Pictures do not belong in the copy; quote every entry below exactly.

BEGIN

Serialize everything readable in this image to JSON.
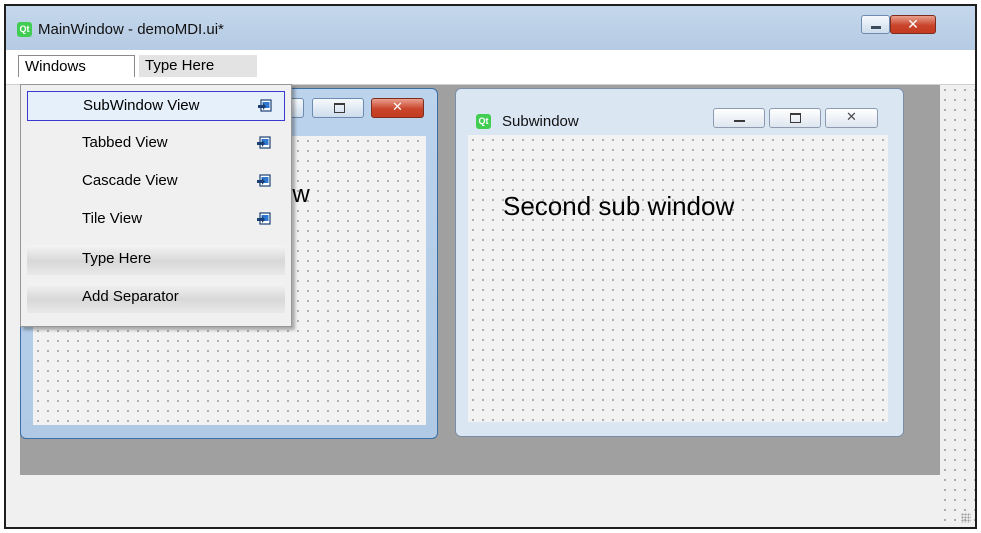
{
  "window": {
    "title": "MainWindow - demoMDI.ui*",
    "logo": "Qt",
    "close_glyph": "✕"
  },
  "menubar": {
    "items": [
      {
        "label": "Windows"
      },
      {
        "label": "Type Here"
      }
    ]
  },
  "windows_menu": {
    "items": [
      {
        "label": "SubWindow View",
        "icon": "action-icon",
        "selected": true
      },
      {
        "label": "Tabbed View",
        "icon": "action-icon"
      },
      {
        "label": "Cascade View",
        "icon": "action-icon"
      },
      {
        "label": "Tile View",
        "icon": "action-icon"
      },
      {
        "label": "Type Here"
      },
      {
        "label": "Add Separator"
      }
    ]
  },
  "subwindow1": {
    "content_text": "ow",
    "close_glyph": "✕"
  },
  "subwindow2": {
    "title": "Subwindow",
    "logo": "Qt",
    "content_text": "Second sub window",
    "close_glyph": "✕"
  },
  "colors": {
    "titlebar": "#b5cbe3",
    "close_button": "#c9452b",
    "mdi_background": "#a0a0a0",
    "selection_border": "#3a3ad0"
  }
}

END

## Complete response:
Serialize everything readable in this image to JSON.
{
  "window": {
    "title": "MainWindow - demoMDI.ui*",
    "logo": "Qt",
    "close_glyph": "✕"
  },
  "menubar": {
    "items": [
      {
        "label": "Windows"
      },
      {
        "label": "Type Here"
      }
    ]
  },
  "windows_menu": {
    "items": [
      {
        "label": "SubWindow View",
        "icon": "action-icon",
        "selected": true
      },
      {
        "label": "Tabbed View",
        "icon": "action-icon"
      },
      {
        "label": "Cascade View",
        "icon": "action-icon"
      },
      {
        "label": "Tile View",
        "icon": "action-icon"
      },
      {
        "label": "Type Here"
      },
      {
        "label": "Add Separator"
      }
    ]
  },
  "subwindow1": {
    "content_text": "ow",
    "close_glyph": "✕"
  },
  "subwindow2": {
    "title": "Subwindow",
    "logo": "Qt",
    "content_text": "Second sub window",
    "close_glyph": "✕"
  },
  "colors": {
    "titlebar": "#b5cbe3",
    "close_button": "#c9452b",
    "mdi_background": "#a0a0a0",
    "selection_border": "#3a3ad0"
  }
}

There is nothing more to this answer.